::: Input

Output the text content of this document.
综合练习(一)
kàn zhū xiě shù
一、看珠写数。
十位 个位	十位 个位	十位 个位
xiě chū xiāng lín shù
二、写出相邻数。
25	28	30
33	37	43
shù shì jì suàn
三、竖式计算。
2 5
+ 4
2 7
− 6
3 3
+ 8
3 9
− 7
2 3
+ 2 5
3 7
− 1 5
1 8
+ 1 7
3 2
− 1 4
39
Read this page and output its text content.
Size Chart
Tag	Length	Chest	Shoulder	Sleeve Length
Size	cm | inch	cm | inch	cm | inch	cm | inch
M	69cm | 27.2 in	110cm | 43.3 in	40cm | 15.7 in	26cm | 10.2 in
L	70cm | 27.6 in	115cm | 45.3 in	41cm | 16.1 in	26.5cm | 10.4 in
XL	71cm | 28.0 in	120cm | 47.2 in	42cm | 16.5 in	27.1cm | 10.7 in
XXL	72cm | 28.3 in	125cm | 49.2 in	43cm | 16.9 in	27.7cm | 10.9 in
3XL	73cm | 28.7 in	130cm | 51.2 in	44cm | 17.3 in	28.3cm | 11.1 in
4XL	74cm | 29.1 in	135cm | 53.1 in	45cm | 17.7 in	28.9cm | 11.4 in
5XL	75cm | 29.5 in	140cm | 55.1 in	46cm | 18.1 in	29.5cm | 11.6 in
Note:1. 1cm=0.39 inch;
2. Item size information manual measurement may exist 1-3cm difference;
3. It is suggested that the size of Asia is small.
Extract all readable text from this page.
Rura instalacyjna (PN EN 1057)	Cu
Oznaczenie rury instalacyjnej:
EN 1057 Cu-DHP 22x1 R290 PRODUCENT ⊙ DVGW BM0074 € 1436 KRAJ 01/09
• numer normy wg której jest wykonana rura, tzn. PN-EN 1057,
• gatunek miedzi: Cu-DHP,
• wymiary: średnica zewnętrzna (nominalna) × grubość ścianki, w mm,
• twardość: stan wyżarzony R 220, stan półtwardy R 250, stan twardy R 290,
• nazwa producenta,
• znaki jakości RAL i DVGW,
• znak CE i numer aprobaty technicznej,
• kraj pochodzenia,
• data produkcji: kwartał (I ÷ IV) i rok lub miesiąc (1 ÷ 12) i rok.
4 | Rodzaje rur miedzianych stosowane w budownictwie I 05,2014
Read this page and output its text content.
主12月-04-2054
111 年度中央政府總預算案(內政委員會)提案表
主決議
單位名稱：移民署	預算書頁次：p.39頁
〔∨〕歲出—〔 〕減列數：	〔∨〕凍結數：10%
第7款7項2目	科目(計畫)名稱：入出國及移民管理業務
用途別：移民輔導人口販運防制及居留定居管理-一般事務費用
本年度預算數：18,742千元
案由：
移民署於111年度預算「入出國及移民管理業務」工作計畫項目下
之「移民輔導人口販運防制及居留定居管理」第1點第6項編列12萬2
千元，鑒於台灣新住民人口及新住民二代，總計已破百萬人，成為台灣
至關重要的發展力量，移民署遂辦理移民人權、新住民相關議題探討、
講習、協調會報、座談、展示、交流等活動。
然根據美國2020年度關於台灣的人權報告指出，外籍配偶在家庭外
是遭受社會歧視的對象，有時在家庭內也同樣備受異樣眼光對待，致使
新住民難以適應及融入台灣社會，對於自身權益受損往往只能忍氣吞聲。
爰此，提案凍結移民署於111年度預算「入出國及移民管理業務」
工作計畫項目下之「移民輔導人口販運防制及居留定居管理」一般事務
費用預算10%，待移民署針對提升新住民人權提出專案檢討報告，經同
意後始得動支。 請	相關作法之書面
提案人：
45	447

::::::

Problem statement – In the records above, find the lines containing "text" and copy them.

Exercise output –
Output the text content of this document.
Read this page and output its text content.
Extract all readable text from this page.
Read this page and output its text content.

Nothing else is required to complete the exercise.